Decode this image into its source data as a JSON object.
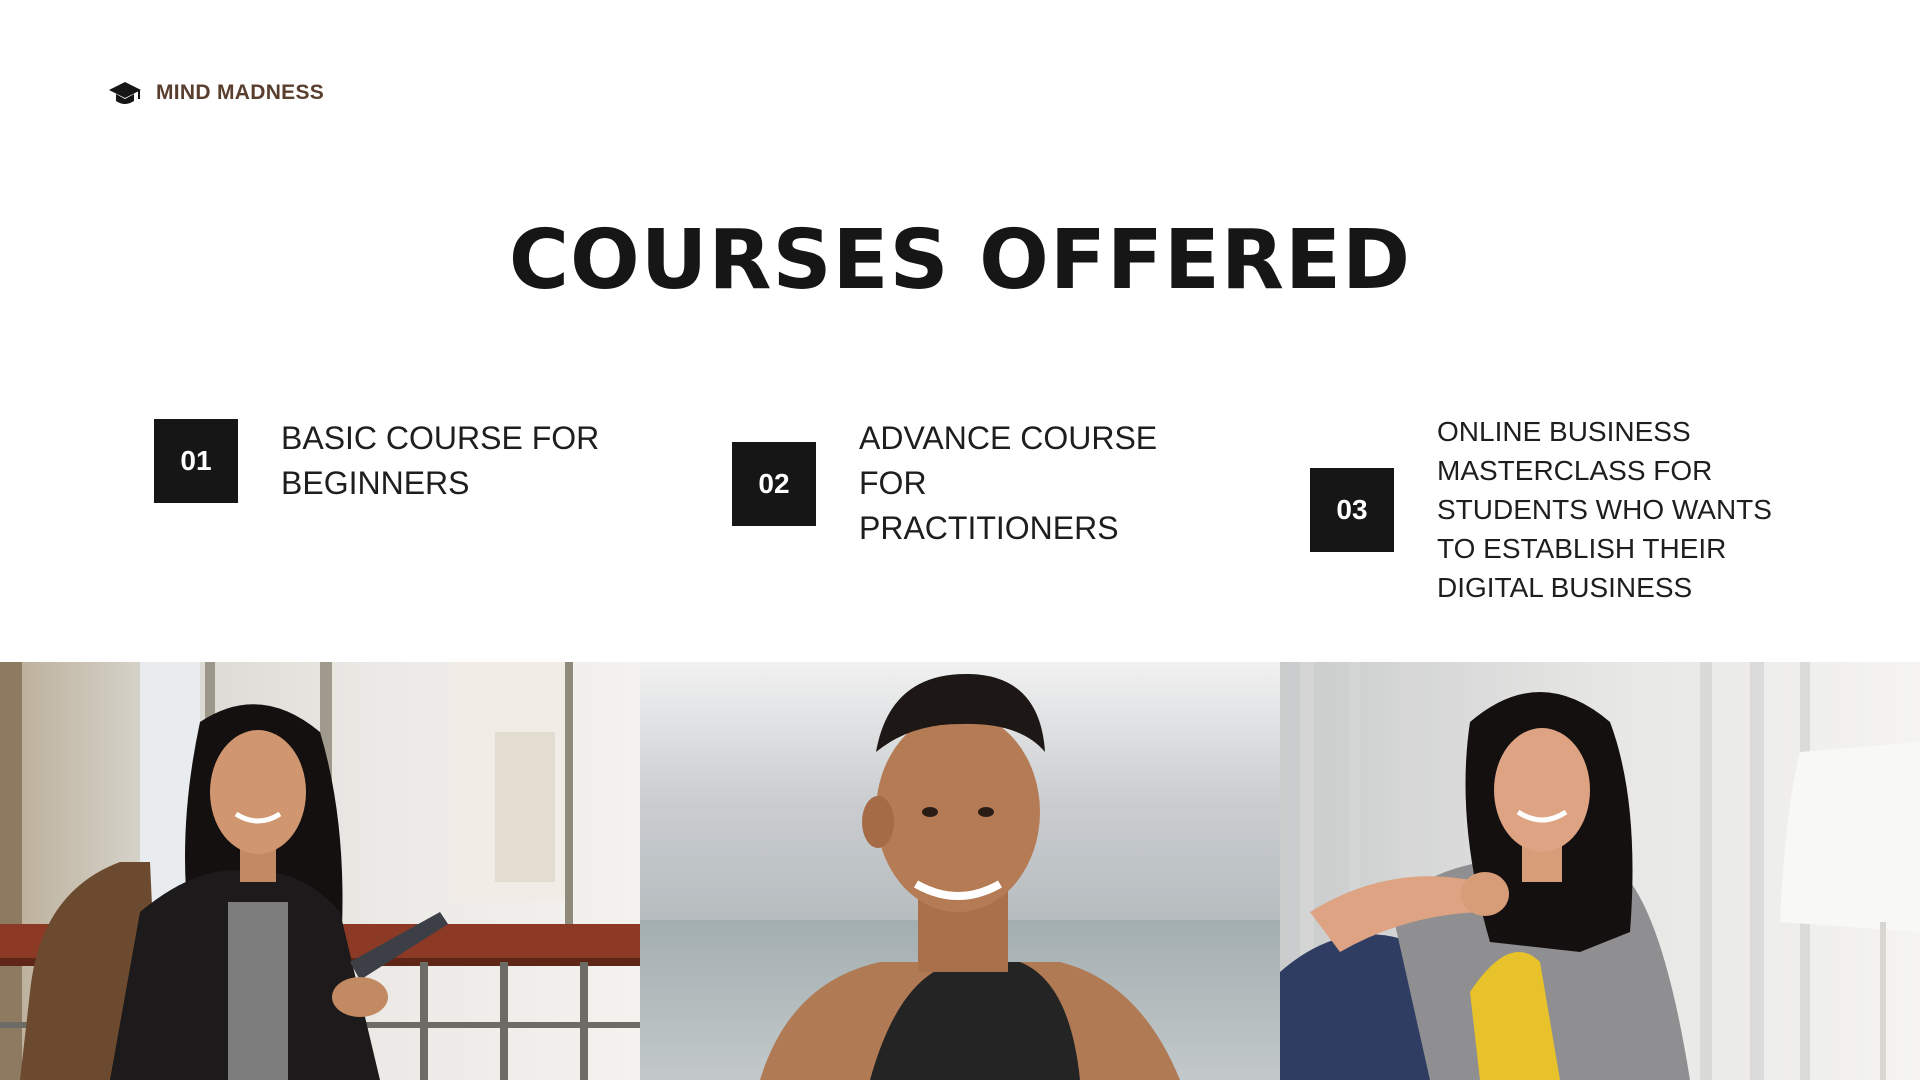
{
  "brand": {
    "name": "MIND MADNESS",
    "icon": "graduation-cap-icon"
  },
  "title": "COURSES OFFERED",
  "courses": [
    {
      "number": "01",
      "label": "BASIC COURSE FOR BEGINNERS"
    },
    {
      "number": "02",
      "label": "ADVANCE COURSE FOR PRACTITIONERS"
    },
    {
      "number": "03",
      "label": "ONLINE BUSINESS MASTERCLASS FOR STUDENTS WHO WANTS TO ESTABLISH THEIR DIGITAL BUSINESS"
    }
  ],
  "colors": {
    "background": "#ffffff",
    "heading": "#161616",
    "number_box": "#161616",
    "brand_text": "#5a3e2e"
  },
  "photos": [
    {
      "name": "student-woman-with-backpack-photo"
    },
    {
      "name": "smiling-man-by-sea-photo"
    },
    {
      "name": "woman-sitting-indoors-photo"
    }
  ]
}
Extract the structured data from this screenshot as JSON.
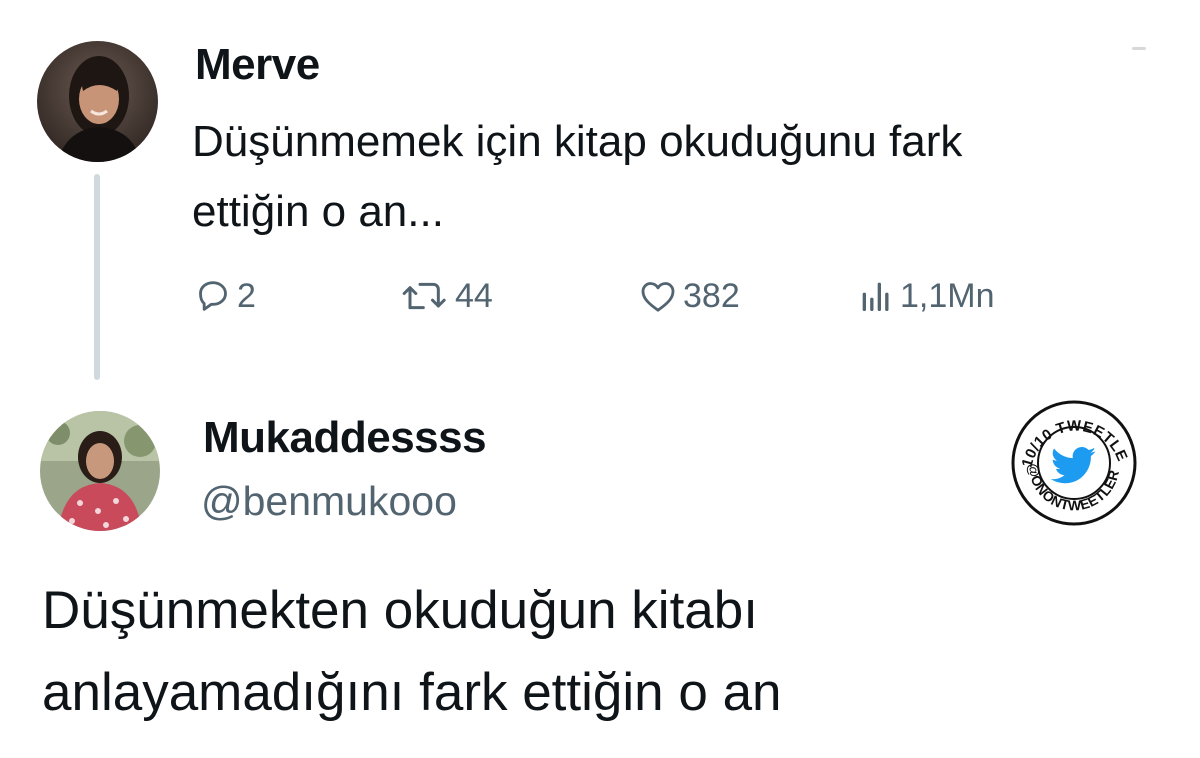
{
  "tweets": [
    {
      "author": "Merve",
      "text_lines": [
        "Düşünmemek için kitap okuduğunu fark",
        "ettiğin o an..."
      ],
      "stats": {
        "replies": "2",
        "retweets": "44",
        "likes": "382",
        "views": "1,1Mn"
      }
    },
    {
      "author": "Mukaddessss",
      "handle": "@benmukooo",
      "text_lines": [
        "Düşünmekten okuduğun kitabı",
        "anlayamadığını fark ettiğin o an"
      ]
    }
  ],
  "badge": {
    "top_text": "10/10 TWEETLER",
    "bottom_text": "@ONONTWEETLER",
    "icon": "twitter-bird-icon"
  },
  "colors": {
    "text": "#0f1419",
    "secondary": "#536471",
    "thread_line": "#cfd9de",
    "twitter_blue": "#1d9bf0"
  }
}
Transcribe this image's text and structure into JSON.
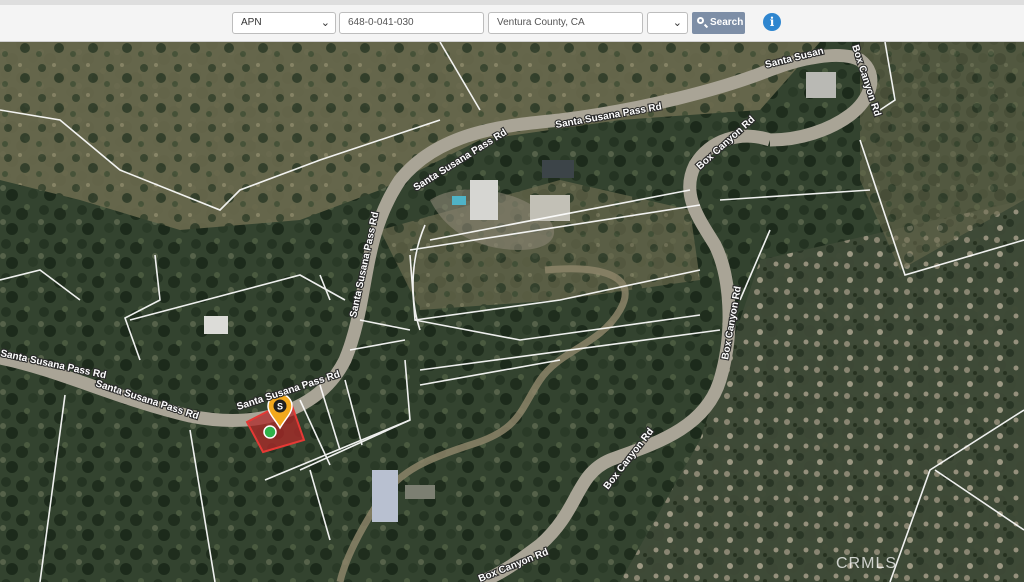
{
  "search": {
    "type_value": "APN",
    "apn_value": "648-0-041-030",
    "location_value": "Ventura County, CA",
    "extra_select_value": "",
    "search_label": "Search"
  },
  "map": {
    "roads": [
      {
        "label": "Santa Susana Pass Rd"
      },
      {
        "label": "Santa Susana Pass Rd"
      },
      {
        "label": "Santa Susana Pass Rd"
      },
      {
        "label": "Santa Susana Pass Rd"
      },
      {
        "label": "Santa Susan"
      },
      {
        "label": "Box Canyon Rd"
      },
      {
        "label": "Box Canyon Rd"
      },
      {
        "label": "Box Canyon Rd"
      },
      {
        "label": "Box Canyon Rd"
      },
      {
        "label": "Box Canyon Rd"
      }
    ],
    "marker_label": "S",
    "parcel_color": "#c0392b",
    "watermark": "CRMLS"
  },
  "colors": {
    "accent": "#2f86cf",
    "button": "#7d8ea6"
  }
}
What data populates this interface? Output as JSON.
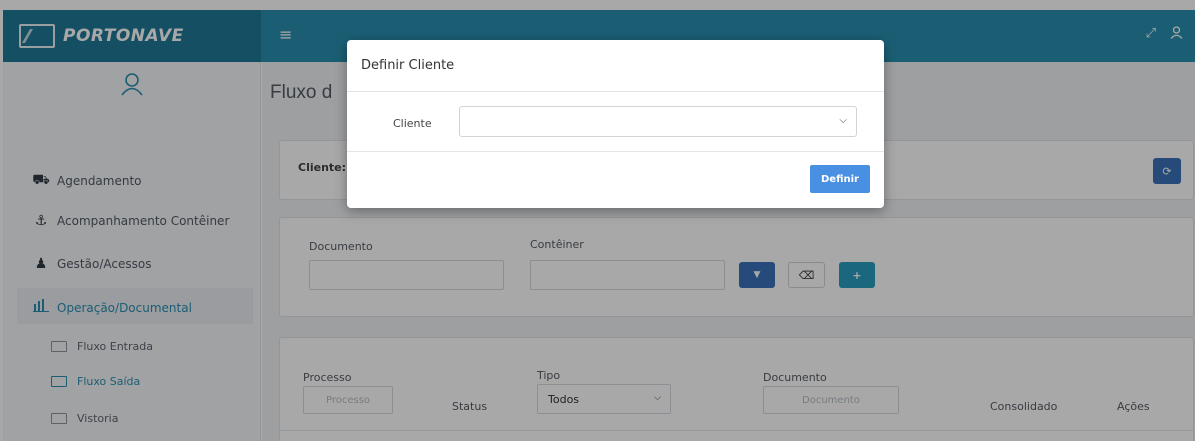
----
Select the lines that carry the string "JSON" and copy them.

Decode this image into its source data as a JSON object.
Extract the structured data from this screenshot as JSON.
Transcribe this image's text and structure into JSON.
What data populates this interface? Output as JSON.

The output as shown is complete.